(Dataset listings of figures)

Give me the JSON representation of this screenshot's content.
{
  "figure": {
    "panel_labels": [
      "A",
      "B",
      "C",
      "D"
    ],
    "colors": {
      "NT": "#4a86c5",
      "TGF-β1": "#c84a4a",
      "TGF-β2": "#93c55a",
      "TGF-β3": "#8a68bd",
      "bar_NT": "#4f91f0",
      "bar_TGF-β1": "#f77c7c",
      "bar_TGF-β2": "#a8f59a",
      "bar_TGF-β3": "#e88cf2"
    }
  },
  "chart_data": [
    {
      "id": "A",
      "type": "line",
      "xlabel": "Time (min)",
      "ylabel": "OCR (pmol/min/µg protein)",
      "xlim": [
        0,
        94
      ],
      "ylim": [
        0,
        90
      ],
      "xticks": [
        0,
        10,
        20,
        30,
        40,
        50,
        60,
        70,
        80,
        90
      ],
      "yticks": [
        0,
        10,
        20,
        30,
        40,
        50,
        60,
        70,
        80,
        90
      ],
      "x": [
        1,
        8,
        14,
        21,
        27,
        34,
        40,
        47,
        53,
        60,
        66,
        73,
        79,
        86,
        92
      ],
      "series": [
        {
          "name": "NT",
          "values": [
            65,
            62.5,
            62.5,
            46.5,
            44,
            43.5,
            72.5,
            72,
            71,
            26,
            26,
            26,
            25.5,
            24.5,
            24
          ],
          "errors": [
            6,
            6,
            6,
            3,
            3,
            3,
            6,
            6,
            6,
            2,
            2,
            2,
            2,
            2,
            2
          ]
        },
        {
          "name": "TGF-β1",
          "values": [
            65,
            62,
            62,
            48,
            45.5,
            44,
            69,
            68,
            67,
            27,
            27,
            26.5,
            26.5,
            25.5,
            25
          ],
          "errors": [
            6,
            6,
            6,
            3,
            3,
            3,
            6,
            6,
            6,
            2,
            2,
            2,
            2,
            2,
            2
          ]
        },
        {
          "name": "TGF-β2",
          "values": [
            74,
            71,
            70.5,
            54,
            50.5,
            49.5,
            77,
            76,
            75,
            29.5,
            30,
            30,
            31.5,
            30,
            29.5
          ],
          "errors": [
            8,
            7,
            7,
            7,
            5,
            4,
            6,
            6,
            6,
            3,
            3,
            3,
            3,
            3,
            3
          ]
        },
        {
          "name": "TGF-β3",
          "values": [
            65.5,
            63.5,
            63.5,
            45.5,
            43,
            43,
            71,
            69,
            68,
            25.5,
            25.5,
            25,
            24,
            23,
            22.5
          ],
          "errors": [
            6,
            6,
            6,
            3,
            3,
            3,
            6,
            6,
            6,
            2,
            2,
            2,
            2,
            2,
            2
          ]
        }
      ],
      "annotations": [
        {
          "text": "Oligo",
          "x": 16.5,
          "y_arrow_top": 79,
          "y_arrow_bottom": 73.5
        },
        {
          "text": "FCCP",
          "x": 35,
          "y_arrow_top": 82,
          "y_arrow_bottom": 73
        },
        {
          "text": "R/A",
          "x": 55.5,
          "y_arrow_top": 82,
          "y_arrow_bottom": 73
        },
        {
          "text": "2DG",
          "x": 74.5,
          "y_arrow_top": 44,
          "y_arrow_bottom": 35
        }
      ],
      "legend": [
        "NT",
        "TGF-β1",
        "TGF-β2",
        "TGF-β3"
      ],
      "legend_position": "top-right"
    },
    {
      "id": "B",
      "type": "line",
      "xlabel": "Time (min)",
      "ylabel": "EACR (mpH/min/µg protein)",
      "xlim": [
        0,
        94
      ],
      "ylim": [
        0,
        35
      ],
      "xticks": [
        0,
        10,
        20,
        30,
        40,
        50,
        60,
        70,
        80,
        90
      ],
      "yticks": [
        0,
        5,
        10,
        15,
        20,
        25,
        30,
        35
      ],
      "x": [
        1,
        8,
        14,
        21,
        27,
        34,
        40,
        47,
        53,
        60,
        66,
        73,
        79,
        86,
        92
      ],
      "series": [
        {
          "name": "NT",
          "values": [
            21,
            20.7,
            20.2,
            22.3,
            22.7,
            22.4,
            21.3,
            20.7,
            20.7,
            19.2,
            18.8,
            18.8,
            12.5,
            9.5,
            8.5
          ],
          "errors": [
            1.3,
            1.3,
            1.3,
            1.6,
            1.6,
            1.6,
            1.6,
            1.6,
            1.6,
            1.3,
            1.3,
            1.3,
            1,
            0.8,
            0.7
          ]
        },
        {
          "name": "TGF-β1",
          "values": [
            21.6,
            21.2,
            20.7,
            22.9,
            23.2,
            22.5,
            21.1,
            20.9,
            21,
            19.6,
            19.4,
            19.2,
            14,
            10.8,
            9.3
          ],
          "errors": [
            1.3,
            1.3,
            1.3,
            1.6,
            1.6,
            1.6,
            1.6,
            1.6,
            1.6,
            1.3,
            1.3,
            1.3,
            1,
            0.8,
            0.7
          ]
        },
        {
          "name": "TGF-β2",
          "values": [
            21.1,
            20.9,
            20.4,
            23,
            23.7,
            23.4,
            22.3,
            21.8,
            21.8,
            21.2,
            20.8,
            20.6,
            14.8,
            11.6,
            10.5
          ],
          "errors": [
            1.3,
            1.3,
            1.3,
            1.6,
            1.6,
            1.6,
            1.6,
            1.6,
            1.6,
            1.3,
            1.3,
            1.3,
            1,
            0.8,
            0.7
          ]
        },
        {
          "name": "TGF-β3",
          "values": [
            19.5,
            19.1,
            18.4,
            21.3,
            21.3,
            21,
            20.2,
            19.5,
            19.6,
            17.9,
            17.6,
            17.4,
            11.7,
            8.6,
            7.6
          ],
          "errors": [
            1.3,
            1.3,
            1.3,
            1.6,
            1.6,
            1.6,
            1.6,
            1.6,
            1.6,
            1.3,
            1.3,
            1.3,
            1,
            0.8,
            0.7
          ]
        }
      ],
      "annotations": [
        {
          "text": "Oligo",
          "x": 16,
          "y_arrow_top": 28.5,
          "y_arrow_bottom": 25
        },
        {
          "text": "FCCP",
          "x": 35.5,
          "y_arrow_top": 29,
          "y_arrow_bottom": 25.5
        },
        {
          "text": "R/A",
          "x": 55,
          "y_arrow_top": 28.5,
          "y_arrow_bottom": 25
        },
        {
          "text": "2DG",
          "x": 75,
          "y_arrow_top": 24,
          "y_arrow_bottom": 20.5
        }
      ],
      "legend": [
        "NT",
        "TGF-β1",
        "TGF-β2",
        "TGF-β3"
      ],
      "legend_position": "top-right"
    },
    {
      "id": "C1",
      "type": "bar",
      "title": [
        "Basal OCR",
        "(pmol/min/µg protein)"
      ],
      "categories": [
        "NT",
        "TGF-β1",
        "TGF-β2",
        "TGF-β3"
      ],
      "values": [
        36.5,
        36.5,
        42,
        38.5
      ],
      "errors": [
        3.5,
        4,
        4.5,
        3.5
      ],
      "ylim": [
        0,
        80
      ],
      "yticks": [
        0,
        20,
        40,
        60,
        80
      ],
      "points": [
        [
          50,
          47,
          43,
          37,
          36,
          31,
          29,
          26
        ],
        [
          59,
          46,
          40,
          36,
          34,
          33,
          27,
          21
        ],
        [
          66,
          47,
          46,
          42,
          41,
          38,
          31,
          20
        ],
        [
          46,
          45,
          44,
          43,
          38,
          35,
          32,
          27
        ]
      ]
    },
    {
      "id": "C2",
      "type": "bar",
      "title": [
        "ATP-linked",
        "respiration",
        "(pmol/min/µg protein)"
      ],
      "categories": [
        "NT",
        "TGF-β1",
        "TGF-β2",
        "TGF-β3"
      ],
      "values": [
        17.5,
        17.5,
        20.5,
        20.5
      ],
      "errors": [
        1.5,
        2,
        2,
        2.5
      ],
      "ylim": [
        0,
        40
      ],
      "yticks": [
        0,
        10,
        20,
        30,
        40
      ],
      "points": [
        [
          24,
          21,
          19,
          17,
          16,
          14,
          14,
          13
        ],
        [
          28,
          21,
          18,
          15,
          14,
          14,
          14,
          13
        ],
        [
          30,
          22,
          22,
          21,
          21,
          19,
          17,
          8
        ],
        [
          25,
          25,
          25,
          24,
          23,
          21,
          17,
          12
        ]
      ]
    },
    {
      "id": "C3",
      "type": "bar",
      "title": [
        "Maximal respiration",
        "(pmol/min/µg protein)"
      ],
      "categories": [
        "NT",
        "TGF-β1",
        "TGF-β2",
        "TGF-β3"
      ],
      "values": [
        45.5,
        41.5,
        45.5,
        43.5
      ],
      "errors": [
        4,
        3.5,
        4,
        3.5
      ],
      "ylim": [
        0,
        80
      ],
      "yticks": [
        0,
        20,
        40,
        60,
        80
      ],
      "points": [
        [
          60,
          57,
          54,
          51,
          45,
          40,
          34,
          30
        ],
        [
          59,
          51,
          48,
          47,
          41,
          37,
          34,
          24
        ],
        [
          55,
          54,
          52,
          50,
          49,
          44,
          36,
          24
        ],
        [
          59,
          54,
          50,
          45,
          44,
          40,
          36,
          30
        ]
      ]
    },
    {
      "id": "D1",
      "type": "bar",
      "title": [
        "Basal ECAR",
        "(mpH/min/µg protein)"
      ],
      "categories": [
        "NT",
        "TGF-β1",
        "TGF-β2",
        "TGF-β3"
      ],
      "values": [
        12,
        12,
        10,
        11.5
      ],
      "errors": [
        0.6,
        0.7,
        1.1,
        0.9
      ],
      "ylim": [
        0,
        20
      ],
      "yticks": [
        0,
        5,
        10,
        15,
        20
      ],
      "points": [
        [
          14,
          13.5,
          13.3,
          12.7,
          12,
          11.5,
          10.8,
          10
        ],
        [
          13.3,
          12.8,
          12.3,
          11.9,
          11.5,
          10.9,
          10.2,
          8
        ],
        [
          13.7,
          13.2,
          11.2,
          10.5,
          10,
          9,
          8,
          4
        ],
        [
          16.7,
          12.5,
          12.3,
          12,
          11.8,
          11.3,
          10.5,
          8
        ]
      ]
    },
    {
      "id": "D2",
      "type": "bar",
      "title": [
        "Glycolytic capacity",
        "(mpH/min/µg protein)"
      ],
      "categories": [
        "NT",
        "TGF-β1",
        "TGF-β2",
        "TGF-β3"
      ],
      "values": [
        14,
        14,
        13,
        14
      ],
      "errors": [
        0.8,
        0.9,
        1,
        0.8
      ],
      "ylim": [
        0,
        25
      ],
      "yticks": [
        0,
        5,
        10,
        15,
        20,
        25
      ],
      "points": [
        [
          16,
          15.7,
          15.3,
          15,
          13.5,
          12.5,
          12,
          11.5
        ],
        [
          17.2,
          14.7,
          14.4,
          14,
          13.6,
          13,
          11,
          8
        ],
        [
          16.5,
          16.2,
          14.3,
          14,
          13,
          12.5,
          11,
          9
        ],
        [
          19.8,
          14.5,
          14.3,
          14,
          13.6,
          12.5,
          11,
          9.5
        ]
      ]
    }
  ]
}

#### [Required work]
Copy out the lines of the data where the word "ylabel" can be found.

#### [Written answer]
      "ylabel": "OCR (pmol/min/µg protein)",
      "ylabel": "EACR (mpH/min/µg protein)",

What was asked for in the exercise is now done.